= Problem requirements =
Set down, in full, every record in the block.

= Extracted records =

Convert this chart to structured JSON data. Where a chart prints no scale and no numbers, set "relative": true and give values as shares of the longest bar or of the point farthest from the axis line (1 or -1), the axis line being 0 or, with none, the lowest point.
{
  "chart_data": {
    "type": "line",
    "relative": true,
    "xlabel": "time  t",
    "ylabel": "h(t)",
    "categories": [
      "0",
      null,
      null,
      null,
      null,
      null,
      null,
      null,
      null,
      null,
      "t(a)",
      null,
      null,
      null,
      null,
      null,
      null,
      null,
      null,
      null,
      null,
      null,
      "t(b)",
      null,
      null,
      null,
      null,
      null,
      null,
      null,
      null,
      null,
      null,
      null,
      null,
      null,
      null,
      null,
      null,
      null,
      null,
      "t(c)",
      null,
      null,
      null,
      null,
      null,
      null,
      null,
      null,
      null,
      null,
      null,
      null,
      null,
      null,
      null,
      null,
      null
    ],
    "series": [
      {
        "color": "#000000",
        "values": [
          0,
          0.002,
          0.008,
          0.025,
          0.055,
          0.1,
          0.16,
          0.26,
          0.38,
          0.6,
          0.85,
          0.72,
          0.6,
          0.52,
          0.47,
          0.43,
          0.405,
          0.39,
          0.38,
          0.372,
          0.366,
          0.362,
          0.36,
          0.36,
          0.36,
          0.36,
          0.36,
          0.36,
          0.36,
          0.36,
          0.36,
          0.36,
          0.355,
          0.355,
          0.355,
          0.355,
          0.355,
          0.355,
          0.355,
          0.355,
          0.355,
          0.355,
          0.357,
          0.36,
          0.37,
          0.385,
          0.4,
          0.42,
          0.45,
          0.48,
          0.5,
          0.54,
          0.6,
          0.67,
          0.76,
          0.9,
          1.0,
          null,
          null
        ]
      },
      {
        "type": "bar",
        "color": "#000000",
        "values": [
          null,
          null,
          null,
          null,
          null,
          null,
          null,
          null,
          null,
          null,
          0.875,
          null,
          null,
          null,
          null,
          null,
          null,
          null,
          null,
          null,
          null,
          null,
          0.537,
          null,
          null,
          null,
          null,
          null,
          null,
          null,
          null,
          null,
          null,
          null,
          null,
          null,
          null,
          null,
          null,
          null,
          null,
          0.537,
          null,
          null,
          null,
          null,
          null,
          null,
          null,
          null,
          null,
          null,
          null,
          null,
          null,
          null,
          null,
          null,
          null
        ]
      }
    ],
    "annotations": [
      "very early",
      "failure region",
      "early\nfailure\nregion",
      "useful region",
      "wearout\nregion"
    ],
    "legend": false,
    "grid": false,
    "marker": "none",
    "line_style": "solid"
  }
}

= Written response =
Convert this chart to structured JSON data. Where a chart prints no scale and no numbers, set "relative": true and give values as shares of the longest bar or of the point farthest from the axis line (1 or -1), the axis line being 0 or, with none, the lowest point.
{
  "chart_data": {
    "type": "line",
    "relative": true,
    "xlabel": "time  t",
    "ylabel": "h(t)",
    "categories": [
      "0",
      null,
      null,
      null,
      null,
      null,
      null,
      null,
      null,
      null,
      "t(a)",
      null,
      null,
      null,
      null,
      null,
      null,
      null,
      null,
      null,
      null,
      null,
      "t(b)",
      null,
      null,
      null,
      null,
      null,
      null,
      null,
      null,
      null,
      null,
      null,
      null,
      null,
      null,
      null,
      null,
      null,
      null,
      "t(c)",
      null,
      null,
      null,
      null,
      null,
      null,
      null,
      null,
      null,
      null,
      null,
      null,
      null,
      null,
      null,
      null,
      null
    ],
    "series": [
      {
        "color": "#000000",
        "values": [
          0,
          0.002,
          0.008,
          0.025,
          0.055,
          0.1,
          0.16,
          0.26,
          0.38,
          0.6,
          0.85,
          0.72,
          0.6,
          0.52,
          0.47,
          0.43,
          0.405,
          0.39,
          0.38,
          0.372,
          0.366,
          0.362,
          0.36,
          0.36,
          0.36,
          0.36,
          0.36,
          0.36,
          0.36,
          0.36,
          0.36,
          0.36,
          0.355,
          0.355,
          0.355,
          0.355,
          0.355,
          0.355,
          0.355,
          0.355,
          0.355,
          0.355,
          0.357,
          0.36,
          0.37,
          0.385,
          0.4,
          0.42,
          0.45,
          0.48,
          0.5,
          0.54,
          0.6,
          0.67,
          0.76,
          0.9,
          1.0,
          null,
          null
        ]
      },
      {
        "type": "bar",
        "color": "#000000",
        "values": [
          null,
          null,
          null,
          null,
          null,
          null,
          null,
          null,
          null,
          null,
          0.875,
          null,
          null,
          null,
          null,
          null,
          null,
          null,
          null,
          null,
          null,
          null,
          0.537,
          null,
          null,
          null,
          null,
          null,
          null,
          null,
          null,
          null,
          null,
          null,
          null,
          null,
          null,
          null,
          null,
          null,
          null,
          0.537,
          null,
          null,
          null,
          null,
          null,
          null,
          null,
          null,
          null,
          null,
          null,
          null,
          null,
          null,
          null,
          null,
          null
        ]
      }
    ],
    "annotations": [
      "very early",
      "failure region",
      "early\nfailure\nregion",
      "useful region",
      "wearout\nregion"
    ],
    "legend": false,
    "grid": false,
    "marker": "none",
    "line_style": "solid"
  }
}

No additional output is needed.